● **What is required**: Pick out every line in the data below that holds "Location".

● **Data listing**:
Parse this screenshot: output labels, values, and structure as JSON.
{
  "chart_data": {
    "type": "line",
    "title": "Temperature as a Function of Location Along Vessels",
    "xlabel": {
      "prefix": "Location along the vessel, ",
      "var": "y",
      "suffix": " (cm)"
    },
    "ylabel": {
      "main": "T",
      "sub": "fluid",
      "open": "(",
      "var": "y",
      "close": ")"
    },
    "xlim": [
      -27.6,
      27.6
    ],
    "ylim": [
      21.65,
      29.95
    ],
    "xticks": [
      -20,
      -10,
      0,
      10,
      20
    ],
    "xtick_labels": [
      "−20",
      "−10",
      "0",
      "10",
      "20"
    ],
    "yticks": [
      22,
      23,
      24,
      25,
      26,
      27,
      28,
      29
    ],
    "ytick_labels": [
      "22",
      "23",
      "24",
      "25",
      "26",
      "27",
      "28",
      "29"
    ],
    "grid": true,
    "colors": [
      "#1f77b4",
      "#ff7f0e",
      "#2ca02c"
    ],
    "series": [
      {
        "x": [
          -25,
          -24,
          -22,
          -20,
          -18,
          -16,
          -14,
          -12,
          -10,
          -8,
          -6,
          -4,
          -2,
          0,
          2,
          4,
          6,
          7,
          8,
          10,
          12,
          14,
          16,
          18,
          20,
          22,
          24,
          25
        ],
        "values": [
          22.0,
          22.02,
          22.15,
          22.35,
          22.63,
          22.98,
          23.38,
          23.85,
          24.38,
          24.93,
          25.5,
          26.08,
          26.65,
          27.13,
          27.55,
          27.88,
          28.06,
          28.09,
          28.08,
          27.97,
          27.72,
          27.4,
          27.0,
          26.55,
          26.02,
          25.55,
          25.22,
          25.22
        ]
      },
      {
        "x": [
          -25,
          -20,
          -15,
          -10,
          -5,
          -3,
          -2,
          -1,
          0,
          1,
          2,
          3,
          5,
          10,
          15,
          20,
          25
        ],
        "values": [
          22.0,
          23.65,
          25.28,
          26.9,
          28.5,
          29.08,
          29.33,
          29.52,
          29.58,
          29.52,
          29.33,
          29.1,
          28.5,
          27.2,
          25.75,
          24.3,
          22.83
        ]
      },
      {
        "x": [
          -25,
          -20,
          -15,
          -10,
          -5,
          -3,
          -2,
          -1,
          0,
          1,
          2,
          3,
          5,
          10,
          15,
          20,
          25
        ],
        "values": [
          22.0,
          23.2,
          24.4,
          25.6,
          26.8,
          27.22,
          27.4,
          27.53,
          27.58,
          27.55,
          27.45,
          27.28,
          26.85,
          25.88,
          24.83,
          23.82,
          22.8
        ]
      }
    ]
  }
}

● **Exercise response**:
    "title": "Temperature as a Function of Location Along Vessels",
      "prefix": "Location along the vessel, ",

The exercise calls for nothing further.